>> Start Data to process
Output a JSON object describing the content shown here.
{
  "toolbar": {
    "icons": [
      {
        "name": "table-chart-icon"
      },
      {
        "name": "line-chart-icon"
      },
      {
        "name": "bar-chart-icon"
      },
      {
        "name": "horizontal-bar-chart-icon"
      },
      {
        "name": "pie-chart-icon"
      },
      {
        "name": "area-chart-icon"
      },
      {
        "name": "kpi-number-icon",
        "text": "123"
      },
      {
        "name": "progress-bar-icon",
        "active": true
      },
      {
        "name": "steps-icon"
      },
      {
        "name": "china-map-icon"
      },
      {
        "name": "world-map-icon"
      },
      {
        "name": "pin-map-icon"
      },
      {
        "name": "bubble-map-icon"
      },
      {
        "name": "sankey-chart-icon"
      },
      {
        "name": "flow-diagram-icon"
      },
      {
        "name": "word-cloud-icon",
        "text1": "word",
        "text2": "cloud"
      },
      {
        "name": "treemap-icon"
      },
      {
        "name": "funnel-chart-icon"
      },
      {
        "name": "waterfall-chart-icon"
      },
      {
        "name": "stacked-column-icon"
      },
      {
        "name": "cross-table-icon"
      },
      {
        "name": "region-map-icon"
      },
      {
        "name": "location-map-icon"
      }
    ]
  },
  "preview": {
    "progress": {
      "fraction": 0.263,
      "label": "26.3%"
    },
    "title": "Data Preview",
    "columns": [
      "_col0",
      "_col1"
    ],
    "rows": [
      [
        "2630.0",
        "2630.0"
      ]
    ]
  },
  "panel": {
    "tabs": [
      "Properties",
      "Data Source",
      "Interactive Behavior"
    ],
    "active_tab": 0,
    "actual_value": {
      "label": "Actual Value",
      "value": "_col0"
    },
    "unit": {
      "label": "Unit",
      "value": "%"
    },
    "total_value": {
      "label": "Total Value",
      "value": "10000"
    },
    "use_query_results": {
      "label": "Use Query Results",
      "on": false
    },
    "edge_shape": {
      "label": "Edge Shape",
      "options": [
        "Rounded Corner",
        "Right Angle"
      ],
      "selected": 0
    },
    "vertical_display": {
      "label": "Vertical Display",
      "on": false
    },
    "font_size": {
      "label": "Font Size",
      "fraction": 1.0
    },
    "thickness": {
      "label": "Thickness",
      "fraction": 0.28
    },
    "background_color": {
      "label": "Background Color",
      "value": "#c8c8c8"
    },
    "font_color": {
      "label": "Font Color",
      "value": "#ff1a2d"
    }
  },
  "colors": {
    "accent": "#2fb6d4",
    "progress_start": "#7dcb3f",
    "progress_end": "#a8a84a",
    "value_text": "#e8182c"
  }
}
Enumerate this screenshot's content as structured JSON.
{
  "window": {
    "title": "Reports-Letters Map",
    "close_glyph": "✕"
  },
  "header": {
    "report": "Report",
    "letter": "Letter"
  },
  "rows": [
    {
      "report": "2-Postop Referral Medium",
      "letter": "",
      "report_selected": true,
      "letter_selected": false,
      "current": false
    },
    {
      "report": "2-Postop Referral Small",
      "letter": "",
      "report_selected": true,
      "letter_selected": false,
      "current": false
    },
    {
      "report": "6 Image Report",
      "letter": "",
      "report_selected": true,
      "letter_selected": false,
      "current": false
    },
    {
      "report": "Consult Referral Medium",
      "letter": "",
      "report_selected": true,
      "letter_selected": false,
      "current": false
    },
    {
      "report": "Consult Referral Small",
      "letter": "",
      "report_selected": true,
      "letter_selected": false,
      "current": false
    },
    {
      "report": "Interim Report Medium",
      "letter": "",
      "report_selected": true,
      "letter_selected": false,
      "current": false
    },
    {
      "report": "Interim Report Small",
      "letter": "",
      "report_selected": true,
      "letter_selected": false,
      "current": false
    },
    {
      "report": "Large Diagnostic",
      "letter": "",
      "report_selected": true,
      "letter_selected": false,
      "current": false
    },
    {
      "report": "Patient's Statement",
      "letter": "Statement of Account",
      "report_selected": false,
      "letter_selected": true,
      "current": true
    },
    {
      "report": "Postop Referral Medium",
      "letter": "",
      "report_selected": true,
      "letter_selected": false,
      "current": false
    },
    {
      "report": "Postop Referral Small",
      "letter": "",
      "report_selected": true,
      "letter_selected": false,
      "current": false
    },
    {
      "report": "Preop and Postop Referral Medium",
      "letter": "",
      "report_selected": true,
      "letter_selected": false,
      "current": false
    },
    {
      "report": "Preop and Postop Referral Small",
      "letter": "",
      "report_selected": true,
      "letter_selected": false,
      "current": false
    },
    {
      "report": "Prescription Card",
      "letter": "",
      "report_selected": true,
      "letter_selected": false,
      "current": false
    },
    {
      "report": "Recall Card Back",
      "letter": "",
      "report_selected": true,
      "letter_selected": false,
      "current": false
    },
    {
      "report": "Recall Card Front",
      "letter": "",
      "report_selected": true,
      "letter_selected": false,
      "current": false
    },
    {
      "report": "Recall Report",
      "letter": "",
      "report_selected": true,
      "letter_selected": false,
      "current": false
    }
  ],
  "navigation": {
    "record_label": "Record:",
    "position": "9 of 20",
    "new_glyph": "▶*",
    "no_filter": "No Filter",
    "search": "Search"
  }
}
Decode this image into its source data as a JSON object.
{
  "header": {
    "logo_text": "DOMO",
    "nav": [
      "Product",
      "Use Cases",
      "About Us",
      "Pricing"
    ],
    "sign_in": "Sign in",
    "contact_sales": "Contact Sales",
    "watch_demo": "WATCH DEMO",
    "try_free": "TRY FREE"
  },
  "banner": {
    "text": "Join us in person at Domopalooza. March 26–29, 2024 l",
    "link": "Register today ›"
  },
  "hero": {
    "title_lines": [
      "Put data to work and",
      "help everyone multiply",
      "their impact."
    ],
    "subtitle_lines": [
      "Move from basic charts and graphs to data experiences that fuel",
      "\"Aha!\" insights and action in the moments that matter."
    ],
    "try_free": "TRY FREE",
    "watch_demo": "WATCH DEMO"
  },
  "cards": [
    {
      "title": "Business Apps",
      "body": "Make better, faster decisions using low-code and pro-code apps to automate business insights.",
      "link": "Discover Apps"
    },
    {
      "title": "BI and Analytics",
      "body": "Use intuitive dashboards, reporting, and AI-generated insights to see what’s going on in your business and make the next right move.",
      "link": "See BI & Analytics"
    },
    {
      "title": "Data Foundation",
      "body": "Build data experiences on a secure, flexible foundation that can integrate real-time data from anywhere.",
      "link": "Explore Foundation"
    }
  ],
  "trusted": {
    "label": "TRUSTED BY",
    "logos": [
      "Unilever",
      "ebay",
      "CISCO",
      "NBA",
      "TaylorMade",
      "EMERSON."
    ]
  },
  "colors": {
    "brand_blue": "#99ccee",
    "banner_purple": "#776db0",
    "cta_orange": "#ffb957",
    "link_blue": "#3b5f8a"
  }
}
>> End Data to process
§ **Task directions**:
Every entry above should be retyped exactly as shown.

§ **Solution**:
Output a JSON object describing the content shown here.
{
  "toolbar": {
    "icons": [
      {
        "name": "table-chart-icon"
      },
      {
        "name": "line-chart-icon"
      },
      {
        "name": "bar-chart-icon"
      },
      {
        "name": "horizontal-bar-chart-icon"
      },
      {
        "name": "pie-chart-icon"
      },
      {
        "name": "area-chart-icon"
      },
      {
        "name": "kpi-number-icon",
        "text": "123"
      },
      {
        "name": "progress-bar-icon",
        "active": true
      },
      {
        "name": "steps-icon"
      },
      {
        "name": "china-map-icon"
      },
      {
        "name": "world-map-icon"
      },
      {
        "name": "pin-map-icon"
      },
      {
        "name": "bubble-map-icon"
      },
      {
        "name": "sankey-chart-icon"
      },
      {
        "name": "flow-diagram-icon"
      },
      {
        "name": "word-cloud-icon",
        "text1": "word",
        "text2": "cloud"
      },
      {
        "name": "treemap-icon"
      },
      {
        "name": "funnel-chart-icon"
      },
      {
        "name": "waterfall-chart-icon"
      },
      {
        "name": "stacked-column-icon"
      },
      {
        "name": "cross-table-icon"
      },
      {
        "name": "region-map-icon"
      },
      {
        "name": "location-map-icon"
      }
    ]
  },
  "preview": {
    "progress": {
      "fraction": 0.263,
      "label": "26.3%"
    },
    "title": "Data Preview",
    "columns": [
      "_col0",
      "_col1"
    ],
    "rows": [
      [
        "2630.0",
        "2630.0"
      ]
    ]
  },
  "panel": {
    "tabs": [
      "Properties",
      "Data Source",
      "Interactive Behavior"
    ],
    "active_tab": 0,
    "actual_value": {
      "label": "Actual Value",
      "value": "_col0"
    },
    "unit": {
      "label": "Unit",
      "value": "%"
    },
    "total_value": {
      "label": "Total Value",
      "value": "10000"
    },
    "use_query_results": {
      "label": "Use Query Results",
      "on": false
    },
    "edge_shape": {
      "label": "Edge Shape",
      "options": [
        "Rounded Corner",
        "Right Angle"
      ],
      "selected": 0
    },
    "vertical_display": {
      "label": "Vertical Display",
      "on": false
    },
    "font_size": {
      "label": "Font Size",
      "fraction": 1.0
    },
    "thickness": {
      "label": "Thickness",
      "fraction": 0.28
    },
    "background_color": {
      "label": "Background Color",
      "value": "#c8c8c8"
    },
    "font_color": {
      "label": "Font Color",
      "value": "#ff1a2d"
    }
  },
  "colors": {
    "accent": "#2fb6d4",
    "progress_start": "#7dcb3f",
    "progress_end": "#a8a84a",
    "value_text": "#e8182c"
  }
}
Enumerate this screenshot's content as structured JSON.
{
  "window": {
    "title": "Reports-Letters Map",
    "close_glyph": "✕"
  },
  "header": {
    "report": "Report",
    "letter": "Letter"
  },
  "rows": [
    {
      "report": "2-Postop Referral Medium",
      "letter": "",
      "report_selected": true,
      "letter_selected": false,
      "current": false
    },
    {
      "report": "2-Postop Referral Small",
      "letter": "",
      "report_selected": true,
      "letter_selected": false,
      "current": false
    },
    {
      "report": "6 Image Report",
      "letter": "",
      "report_selected": true,
      "letter_selected": false,
      "current": false
    },
    {
      "report": "Consult Referral Medium",
      "letter": "",
      "report_selected": true,
      "letter_selected": false,
      "current": false
    },
    {
      "report": "Consult Referral Small",
      "letter": "",
      "report_selected": true,
      "letter_selected": false,
      "current": false
    },
    {
      "report": "Interim Report Medium",
      "letter": "",
      "report_selected": true,
      "letter_selected": false,
      "current": false
    },
    {
      "report": "Interim Report Small",
      "letter": "",
      "report_selected": true,
      "letter_selected": false,
      "current": false
    },
    {
      "report": "Large Diagnostic",
      "letter": "",
      "report_selected": true,
      "letter_selected": false,
      "current": false
    },
    {
      "report": "Patient's Statement",
      "letter": "Statement of Account",
      "report_selected": false,
      "letter_selected": true,
      "current": true
    },
    {
      "report": "Postop Referral Medium",
      "letter": "",
      "report_selected": true,
      "letter_selected": false,
      "current": false
    },
    {
      "report": "Postop Referral Small",
      "letter": "",
      "report_selected": true,
      "letter_selected": false,
      "current": false
    },
    {
      "report": "Preop and Postop Referral Medium",
      "letter": "",
      "report_selected": true,
      "letter_selected": false,
      "current": false
    },
    {
      "report": "Preop and Postop Referral Small",
      "letter": "",
      "report_selected": true,
      "letter_selected": false,
      "current": false
    },
    {
      "report": "Prescription Card",
      "letter": "",
      "report_selected": true,
      "letter_selected": false,
      "current": false
    },
    {
      "report": "Recall Card Back",
      "letter": "",
      "report_selected": true,
      "letter_selected": false,
      "current": false
    },
    {
      "report": "Recall Card Front",
      "letter": "",
      "report_selected": true,
      "letter_selected": false,
      "current": false
    },
    {
      "report": "Recall Report",
      "letter": "",
      "report_selected": true,
      "letter_selected": false,
      "current": false
    }
  ],
  "navigation": {
    "record_label": "Record:",
    "position": "9 of 20",
    "new_glyph": "▶*",
    "no_filter": "No Filter",
    "search": "Search"
  }
}
Decode this image into its source data as a JSON object.
{
  "header": {
    "logo_text": "DOMO",
    "nav": [
      "Product",
      "Use Cases",
      "About Us",
      "Pricing"
    ],
    "sign_in": "Sign in",
    "contact_sales": "Contact Sales",
    "watch_demo": "WATCH DEMO",
    "try_free": "TRY FREE"
  },
  "banner": {
    "text": "Join us in person at Domopalooza. March 26–29, 2024 l",
    "link": "Register today ›"
  },
  "hero": {
    "title_lines": [
      "Put data to work and",
      "help everyone multiply",
      "their impact."
    ],
    "subtitle_lines": [
      "Move from basic charts and graphs to data experiences that fuel",
      "\"Aha!\" insights and action in the moments that matter."
    ],
    "try_free": "TRY FREE",
    "watch_demo": "WATCH DEMO"
  },
  "cards": [
    {
      "title": "Business Apps",
      "body": "Make better, faster decisions using low-code and pro-code apps to automate business insights.",
      "link": "Discover Apps"
    },
    {
      "title": "BI and Analytics",
      "body": "Use intuitive dashboards, reporting, and AI-generated insights to see what’s going on in your business and make the next right move.",
      "link": "See BI & Analytics"
    },
    {
      "title": "Data Foundation",
      "body": "Build data experiences on a secure, flexible foundation that can integrate real-time data from anywhere.",
      "link": "Explore Foundation"
    }
  ],
  "trusted": {
    "label": "TRUSTED BY",
    "logos": [
      "Unilever",
      "ebay",
      "CISCO",
      "NBA",
      "TaylorMade",
      "EMERSON."
    ]
  },
  "colors": {
    "brand_blue": "#99ccee",
    "banner_purple": "#776db0",
    "cta_orange": "#ffb957",
    "link_blue": "#3b5f8a"
  }
}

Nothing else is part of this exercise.